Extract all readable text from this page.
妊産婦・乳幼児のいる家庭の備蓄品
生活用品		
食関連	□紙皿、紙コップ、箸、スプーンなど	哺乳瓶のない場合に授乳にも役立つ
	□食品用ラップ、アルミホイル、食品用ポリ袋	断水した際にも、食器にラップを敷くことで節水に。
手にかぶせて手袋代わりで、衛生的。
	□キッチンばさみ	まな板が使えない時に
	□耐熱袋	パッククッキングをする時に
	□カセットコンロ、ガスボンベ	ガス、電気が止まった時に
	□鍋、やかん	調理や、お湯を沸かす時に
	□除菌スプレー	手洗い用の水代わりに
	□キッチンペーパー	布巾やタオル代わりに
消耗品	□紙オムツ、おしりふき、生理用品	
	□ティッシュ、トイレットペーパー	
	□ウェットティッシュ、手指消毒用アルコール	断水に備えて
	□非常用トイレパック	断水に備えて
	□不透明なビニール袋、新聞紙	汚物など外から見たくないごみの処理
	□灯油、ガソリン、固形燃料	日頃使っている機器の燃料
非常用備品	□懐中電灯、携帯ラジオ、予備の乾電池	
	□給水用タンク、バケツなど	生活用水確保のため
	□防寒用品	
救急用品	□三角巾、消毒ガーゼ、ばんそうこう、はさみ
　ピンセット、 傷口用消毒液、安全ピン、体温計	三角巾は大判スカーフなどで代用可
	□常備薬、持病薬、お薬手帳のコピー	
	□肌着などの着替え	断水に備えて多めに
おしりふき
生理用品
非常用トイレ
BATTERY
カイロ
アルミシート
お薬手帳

(Goal of the exercise): Extract each entry in full and write it down exactly.

(Answer for this exercise):
Extract all readable text from this page.
妊産婦・乳幼児のいる家庭の備蓄品
生活用品		
食関連	□紙皿、紙コップ、箸、スプーンなど	哺乳瓶のない場合に授乳にも役立つ
	□食品用ラップ、アルミホイル、食品用ポリ袋	断水した際にも、食器にラップを敷くことで節水に。
手にかぶせて手袋代わりで、衛生的。
	□キッチンばさみ	まな板が使えない時に
	□耐熱袋	パッククッキングをする時に
	□カセットコンロ、ガスボンベ	ガス、電気が止まった時に
	□鍋、やかん	調理や、お湯を沸かす時に
	□除菌スプレー	手洗い用の水代わりに
	□キッチンペーパー	布巾やタオル代わりに
消耗品	□紙オムツ、おしりふき、生理用品	
	□ティッシュ、トイレットペーパー	
	□ウェットティッシュ、手指消毒用アルコール	断水に備えて
	□非常用トイレパック	断水に備えて
	□不透明なビニール袋、新聞紙	汚物など外から見たくないごみの処理
	□灯油、ガソリン、固形燃料	日頃使っている機器の燃料
非常用備品	□懐中電灯、携帯ラジオ、予備の乾電池	
	□給水用タンク、バケツなど	生活用水確保のため
	□防寒用品	
救急用品	□三角巾、消毒ガーゼ、ばんそうこう、はさみ
　ピンセット、 傷口用消毒液、安全ピン、体温計	三角巾は大判スカーフなどで代用可
	□常備薬、持病薬、お薬手帳のコピー	
	□肌着などの着替え	断水に備えて多めに
おしりふき
生理用品
非常用トイレ
BATTERY
カイロ
アルミシート
お薬手帳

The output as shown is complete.